Instruction:
Every entry that follows should be reproduced exactly.

Records from a dataset:
================================
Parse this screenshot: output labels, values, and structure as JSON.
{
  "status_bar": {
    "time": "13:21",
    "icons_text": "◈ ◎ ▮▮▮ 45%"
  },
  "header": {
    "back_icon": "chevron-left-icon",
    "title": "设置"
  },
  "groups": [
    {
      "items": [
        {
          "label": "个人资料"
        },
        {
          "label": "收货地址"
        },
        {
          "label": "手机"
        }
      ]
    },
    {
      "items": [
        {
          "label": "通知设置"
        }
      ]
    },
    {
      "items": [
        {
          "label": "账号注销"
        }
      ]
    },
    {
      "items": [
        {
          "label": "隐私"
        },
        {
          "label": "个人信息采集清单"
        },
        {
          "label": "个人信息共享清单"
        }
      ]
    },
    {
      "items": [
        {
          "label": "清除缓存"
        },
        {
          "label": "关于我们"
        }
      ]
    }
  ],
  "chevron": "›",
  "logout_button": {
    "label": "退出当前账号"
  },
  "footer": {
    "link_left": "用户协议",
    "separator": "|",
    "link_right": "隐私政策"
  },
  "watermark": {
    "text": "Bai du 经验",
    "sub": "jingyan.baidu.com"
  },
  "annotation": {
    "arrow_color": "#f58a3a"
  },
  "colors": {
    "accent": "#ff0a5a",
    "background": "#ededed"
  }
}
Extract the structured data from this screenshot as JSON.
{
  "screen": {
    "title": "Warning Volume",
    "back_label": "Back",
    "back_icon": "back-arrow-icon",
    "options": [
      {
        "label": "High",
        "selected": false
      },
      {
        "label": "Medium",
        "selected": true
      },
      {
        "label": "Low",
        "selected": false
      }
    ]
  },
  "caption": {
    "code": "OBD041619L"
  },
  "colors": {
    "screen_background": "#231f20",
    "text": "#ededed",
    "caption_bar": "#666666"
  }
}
================================
Answer below:
Parse this screenshot: output labels, values, and structure as JSON.
{
  "status_bar": {
    "time": "13:21",
    "icons_text": "◈ ◎ ▮▮▮ 45%"
  },
  "header": {
    "back_icon": "chevron-left-icon",
    "title": "设置"
  },
  "groups": [
    {
      "items": [
        {
          "label": "个人资料"
        },
        {
          "label": "收货地址"
        },
        {
          "label": "手机"
        }
      ]
    },
    {
      "items": [
        {
          "label": "通知设置"
        }
      ]
    },
    {
      "items": [
        {
          "label": "账号注销"
        }
      ]
    },
    {
      "items": [
        {
          "label": "隐私"
        },
        {
          "label": "个人信息采集清单"
        },
        {
          "label": "个人信息共享清单"
        }
      ]
    },
    {
      "items": [
        {
          "label": "清除缓存"
        },
        {
          "label": "关于我们"
        }
      ]
    }
  ],
  "chevron": "›",
  "logout_button": {
    "label": "退出当前账号"
  },
  "footer": {
    "link_left": "用户协议",
    "separator": "|",
    "link_right": "隐私政策"
  },
  "watermark": {
    "text": "Bai du 经验",
    "sub": "jingyan.baidu.com"
  },
  "annotation": {
    "arrow_color": "#f58a3a"
  },
  "colors": {
    "accent": "#ff0a5a",
    "background": "#ededed"
  }
}
Extract the structured data from this screenshot as JSON.
{
  "screen": {
    "title": "Warning Volume",
    "back_label": "Back",
    "back_icon": "back-arrow-icon",
    "options": [
      {
        "label": "High",
        "selected": false
      },
      {
        "label": "Medium",
        "selected": true
      },
      {
        "label": "Low",
        "selected": false
      }
    ]
  },
  "caption": {
    "code": "OBD041619L"
  },
  "colors": {
    "screen_background": "#231f20",
    "text": "#ededed",
    "caption_bar": "#666666"
  }
}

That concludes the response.